= Exercise task =
In the material below, find every line with "Datum" and pull it out.

──────

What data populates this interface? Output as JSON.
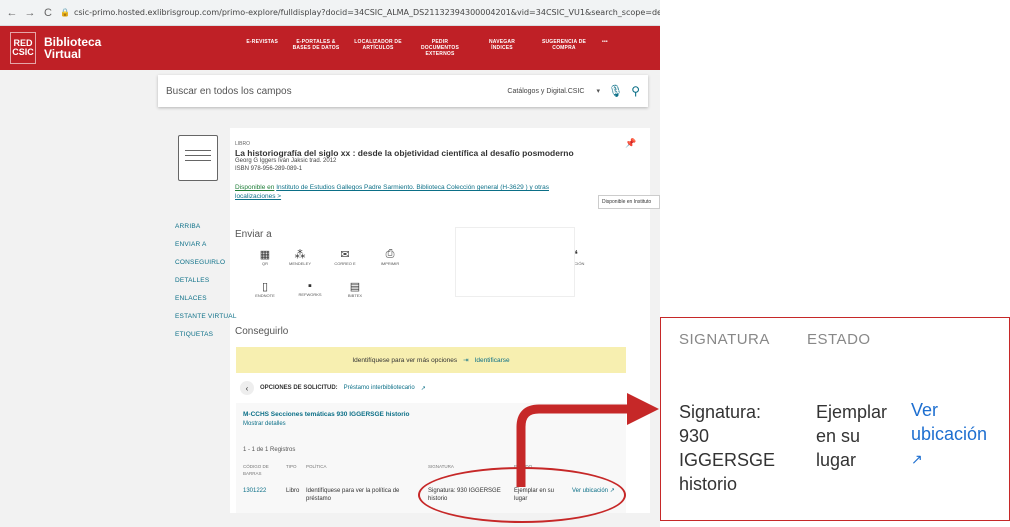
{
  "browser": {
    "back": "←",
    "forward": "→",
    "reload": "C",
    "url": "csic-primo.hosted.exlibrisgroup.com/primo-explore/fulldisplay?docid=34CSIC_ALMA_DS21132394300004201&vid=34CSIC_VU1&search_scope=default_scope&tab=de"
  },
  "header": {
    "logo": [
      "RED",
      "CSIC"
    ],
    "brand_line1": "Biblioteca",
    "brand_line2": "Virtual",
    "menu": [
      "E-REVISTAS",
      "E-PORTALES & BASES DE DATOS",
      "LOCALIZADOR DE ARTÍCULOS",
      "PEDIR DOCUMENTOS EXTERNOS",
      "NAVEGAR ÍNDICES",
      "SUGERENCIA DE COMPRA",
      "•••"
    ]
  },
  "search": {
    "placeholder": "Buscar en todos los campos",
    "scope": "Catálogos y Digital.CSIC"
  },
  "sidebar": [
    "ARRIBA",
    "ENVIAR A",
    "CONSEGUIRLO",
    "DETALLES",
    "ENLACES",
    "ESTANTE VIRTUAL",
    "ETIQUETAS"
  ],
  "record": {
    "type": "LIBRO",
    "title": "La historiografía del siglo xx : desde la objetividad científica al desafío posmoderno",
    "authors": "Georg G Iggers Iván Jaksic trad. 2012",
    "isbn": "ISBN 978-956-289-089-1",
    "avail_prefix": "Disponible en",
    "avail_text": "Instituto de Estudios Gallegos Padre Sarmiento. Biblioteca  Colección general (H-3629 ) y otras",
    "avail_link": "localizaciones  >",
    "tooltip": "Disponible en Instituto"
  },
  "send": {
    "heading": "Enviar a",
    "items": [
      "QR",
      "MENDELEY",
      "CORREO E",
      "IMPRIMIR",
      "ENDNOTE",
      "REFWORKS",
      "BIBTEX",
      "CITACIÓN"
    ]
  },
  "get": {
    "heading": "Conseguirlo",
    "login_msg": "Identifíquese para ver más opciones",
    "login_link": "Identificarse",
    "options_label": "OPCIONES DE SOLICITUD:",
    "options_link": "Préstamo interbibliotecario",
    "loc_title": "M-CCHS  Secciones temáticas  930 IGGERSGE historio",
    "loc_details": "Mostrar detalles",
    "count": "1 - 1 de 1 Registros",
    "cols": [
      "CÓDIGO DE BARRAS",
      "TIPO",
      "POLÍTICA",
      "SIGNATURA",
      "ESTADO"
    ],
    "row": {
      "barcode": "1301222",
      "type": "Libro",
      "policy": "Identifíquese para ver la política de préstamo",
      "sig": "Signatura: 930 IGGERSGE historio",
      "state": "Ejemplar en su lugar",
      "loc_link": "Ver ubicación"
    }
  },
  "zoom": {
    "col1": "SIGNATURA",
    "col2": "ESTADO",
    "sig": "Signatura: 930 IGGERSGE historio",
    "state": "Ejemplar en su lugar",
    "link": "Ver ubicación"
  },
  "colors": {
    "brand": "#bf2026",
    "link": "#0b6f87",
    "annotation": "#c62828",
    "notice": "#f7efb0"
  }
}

──────

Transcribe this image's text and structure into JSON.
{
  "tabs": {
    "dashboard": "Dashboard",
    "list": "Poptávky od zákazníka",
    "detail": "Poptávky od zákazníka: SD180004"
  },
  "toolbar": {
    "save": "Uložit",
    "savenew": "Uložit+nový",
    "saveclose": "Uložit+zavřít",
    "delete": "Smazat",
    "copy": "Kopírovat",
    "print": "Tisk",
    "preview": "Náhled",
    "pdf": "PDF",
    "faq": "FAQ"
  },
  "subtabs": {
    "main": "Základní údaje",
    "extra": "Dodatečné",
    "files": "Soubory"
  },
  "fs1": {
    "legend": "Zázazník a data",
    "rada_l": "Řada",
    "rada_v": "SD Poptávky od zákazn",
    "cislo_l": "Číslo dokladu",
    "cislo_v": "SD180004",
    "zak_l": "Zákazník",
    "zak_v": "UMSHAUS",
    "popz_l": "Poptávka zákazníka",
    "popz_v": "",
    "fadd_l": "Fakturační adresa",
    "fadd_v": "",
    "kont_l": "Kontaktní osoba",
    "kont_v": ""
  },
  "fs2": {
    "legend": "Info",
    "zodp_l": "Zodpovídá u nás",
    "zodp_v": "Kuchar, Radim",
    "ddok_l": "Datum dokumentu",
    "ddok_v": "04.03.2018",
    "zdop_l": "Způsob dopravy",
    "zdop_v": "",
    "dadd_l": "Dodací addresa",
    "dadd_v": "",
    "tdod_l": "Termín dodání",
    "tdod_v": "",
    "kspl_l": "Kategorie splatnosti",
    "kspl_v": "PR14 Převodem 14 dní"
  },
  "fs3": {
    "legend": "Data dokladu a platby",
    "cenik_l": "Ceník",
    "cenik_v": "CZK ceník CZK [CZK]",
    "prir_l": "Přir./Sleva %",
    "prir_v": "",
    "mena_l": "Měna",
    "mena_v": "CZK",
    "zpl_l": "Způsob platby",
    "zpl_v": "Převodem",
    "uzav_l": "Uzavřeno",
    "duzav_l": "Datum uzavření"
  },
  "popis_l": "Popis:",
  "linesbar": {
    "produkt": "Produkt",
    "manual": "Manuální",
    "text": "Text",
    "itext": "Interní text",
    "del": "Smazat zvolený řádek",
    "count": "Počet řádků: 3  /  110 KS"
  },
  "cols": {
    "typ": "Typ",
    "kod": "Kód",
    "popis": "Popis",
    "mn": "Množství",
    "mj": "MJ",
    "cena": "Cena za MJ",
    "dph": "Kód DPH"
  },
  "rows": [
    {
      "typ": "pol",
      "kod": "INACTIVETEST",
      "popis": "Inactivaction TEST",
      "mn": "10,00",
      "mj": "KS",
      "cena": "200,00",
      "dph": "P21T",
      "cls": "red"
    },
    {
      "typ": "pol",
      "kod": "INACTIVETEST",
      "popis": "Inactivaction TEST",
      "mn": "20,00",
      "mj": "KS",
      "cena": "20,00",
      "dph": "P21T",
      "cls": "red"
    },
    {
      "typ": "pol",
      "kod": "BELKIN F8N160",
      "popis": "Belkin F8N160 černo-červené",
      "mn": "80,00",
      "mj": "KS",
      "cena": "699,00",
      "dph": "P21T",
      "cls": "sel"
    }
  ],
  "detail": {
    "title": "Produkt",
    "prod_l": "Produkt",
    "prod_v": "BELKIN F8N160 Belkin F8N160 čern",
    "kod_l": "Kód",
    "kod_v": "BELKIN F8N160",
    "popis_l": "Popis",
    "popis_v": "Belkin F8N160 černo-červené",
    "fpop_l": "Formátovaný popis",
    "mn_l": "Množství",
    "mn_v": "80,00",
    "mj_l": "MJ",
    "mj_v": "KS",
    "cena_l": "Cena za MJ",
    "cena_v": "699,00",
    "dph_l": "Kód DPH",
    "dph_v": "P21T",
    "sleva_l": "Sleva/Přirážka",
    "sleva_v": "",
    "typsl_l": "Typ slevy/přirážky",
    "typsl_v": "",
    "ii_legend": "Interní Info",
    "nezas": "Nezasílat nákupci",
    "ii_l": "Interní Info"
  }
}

──────

= Exercise result =
    "ddok_l": "Datum dokumentu",
    "duzav_l": "Datum uzavření"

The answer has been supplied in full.